Autor Wątek: 25.02.2011 Masa Krytyczna w Brazylii  (Przeczytany 7080 razy)

storm

  • Gość
25.02.2011 Masa Krytyczna w Brazylii
« dnia: Lutego 28, 2011, 01:53:20 pm »
UWAGA DRASTYCZNE
http://www.youtube.com/watch?v=6XL3g4vPK30

Jak to zobaczyłem to... Mam ochotę wsadzić tego [cenzura] samochodu, bodaj chyba golfa... Pod czołg. Pod gąsienicę... I powolutku, 0,1 km/h najeżdżać na nóźki... I w górę ciałka... I niech jego męczeństwo będzie sygnałem dla innych kierofcuff, że i oni kiedyś z samochodów wysiadają...

wwojciech

  • kolarz na poziomie
  • ***
  • Wiadomości: 114
Odp: 25.02.2011 Masa Krytyczna w Brazylii
« Odpowiedź #1 dnia: Lutego 28, 2011, 04:16:46 pm »
Kolego storm, za bardzo jesteś pobłażliwy! Przy prędkości najeżdżania 0,1km/h to wychodzi że całe ciało będzie przejechane w minute a to jest za szybko, zdecydowanie za szybko. Takiego to trzeba tydzień całymi dniami torturować, następny już by się zastanowił zanim by coś takiego zrobił.

Jakub S.

Przechowywane wpisy danych
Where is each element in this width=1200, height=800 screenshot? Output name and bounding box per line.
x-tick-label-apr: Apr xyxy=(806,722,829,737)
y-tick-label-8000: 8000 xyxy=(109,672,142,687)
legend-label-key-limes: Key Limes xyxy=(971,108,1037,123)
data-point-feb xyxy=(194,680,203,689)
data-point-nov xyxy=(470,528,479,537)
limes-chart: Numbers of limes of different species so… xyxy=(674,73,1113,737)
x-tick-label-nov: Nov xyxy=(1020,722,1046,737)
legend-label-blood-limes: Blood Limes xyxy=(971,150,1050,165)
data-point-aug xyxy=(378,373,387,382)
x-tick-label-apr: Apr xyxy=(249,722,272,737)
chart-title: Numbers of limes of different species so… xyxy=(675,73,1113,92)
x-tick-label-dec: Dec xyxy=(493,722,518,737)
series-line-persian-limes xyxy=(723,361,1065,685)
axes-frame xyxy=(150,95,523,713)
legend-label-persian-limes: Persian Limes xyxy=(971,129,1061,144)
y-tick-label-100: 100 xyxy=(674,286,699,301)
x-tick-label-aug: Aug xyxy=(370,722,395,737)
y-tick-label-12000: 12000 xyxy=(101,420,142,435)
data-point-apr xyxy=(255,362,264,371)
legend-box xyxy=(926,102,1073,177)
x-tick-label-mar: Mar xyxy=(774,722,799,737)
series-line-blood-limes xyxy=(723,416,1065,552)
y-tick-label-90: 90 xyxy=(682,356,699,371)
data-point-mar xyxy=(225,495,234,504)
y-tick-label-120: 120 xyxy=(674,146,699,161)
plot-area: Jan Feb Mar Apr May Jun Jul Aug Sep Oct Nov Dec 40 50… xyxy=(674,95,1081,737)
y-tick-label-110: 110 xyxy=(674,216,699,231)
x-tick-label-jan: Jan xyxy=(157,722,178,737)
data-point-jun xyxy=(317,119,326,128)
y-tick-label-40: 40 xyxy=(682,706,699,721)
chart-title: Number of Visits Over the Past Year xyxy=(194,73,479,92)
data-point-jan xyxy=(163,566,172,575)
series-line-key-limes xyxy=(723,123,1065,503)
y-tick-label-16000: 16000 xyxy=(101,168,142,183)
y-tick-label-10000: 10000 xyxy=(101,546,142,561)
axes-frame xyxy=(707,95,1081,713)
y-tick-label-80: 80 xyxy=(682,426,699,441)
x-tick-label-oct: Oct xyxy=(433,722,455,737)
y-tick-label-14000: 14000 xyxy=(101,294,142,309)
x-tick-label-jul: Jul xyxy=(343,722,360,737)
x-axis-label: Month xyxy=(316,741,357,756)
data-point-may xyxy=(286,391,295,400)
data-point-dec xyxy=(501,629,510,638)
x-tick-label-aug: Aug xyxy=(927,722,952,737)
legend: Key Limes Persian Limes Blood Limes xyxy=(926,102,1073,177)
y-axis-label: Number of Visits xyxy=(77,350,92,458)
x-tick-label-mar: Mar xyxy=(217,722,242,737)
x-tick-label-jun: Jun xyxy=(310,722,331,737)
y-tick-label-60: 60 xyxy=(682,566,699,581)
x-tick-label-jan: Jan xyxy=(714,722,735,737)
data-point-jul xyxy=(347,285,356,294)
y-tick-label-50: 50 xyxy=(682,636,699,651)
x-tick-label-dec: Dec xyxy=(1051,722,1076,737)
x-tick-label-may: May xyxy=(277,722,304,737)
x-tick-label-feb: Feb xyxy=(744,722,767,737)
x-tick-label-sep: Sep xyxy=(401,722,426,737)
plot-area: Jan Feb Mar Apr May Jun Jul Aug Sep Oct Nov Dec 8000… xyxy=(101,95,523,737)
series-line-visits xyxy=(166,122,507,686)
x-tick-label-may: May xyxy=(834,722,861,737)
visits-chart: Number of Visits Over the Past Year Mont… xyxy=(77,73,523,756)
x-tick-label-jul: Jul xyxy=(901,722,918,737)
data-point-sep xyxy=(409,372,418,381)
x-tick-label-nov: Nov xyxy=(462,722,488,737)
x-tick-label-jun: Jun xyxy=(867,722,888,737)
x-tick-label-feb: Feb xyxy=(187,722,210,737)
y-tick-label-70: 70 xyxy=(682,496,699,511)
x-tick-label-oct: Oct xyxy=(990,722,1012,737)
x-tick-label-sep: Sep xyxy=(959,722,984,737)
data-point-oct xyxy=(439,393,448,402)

DO ZROBIENIA:
1) Wyjaśnij w jednym do trzech zdań, dlaczego w wątku o Masie Krytycznej w Brazylii użytkownik wwojciech uznaje, że storm jest zbyt pobłażliwy.
2) Powtórz dosłownie wiersze wpisów od ich początku do wiersza zawierającego „data-point-apr xyxy=(255,362,264,371)”, włącznie z tym wierszem.
Tekst i wpisy stanowią dwa odrębne materiały.

PEŁNE ODPOWIEDZI:
1) Według wwojciecha przy prędkości najeżdżania 0,1 km/h całe ciało zostałoby przejechane w minutę. To jego zdaniem zdecydowanie za szybko.

2)
Where is each element in this width=1200, height=800 screenshot? Output name and bounding box per line.
x-tick-label-apr: Apr xyxy=(806,722,829,737)
y-tick-label-8000: 8000 xyxy=(109,672,142,687)
legend-label-key-limes: Key Limes xyxy=(971,108,1037,123)
data-point-feb xyxy=(194,680,203,689)
data-point-nov xyxy=(470,528,479,537)
limes-chart: Numbers of limes of different species so… xyxy=(674,73,1113,737)
x-tick-label-nov: Nov xyxy=(1020,722,1046,737)
legend-label-blood-limes: Blood Limes xyxy=(971,150,1050,165)
data-point-aug xyxy=(378,373,387,382)
x-tick-label-apr: Apr xyxy=(249,722,272,737)
chart-title: Numbers of limes of different species so… xyxy=(675,73,1113,92)
x-tick-label-dec: Dec xyxy=(493,722,518,737)
series-line-persian-limes xyxy=(723,361,1065,685)
axes-frame xyxy=(150,95,523,713)
legend-label-persian-limes: Persian Limes xyxy=(971,129,1061,144)
y-tick-label-100: 100 xyxy=(674,286,699,301)
x-tick-label-aug: Aug xyxy=(370,722,395,737)
y-tick-label-12000: 12000 xyxy=(101,420,142,435)
data-point-apr xyxy=(255,362,264,371)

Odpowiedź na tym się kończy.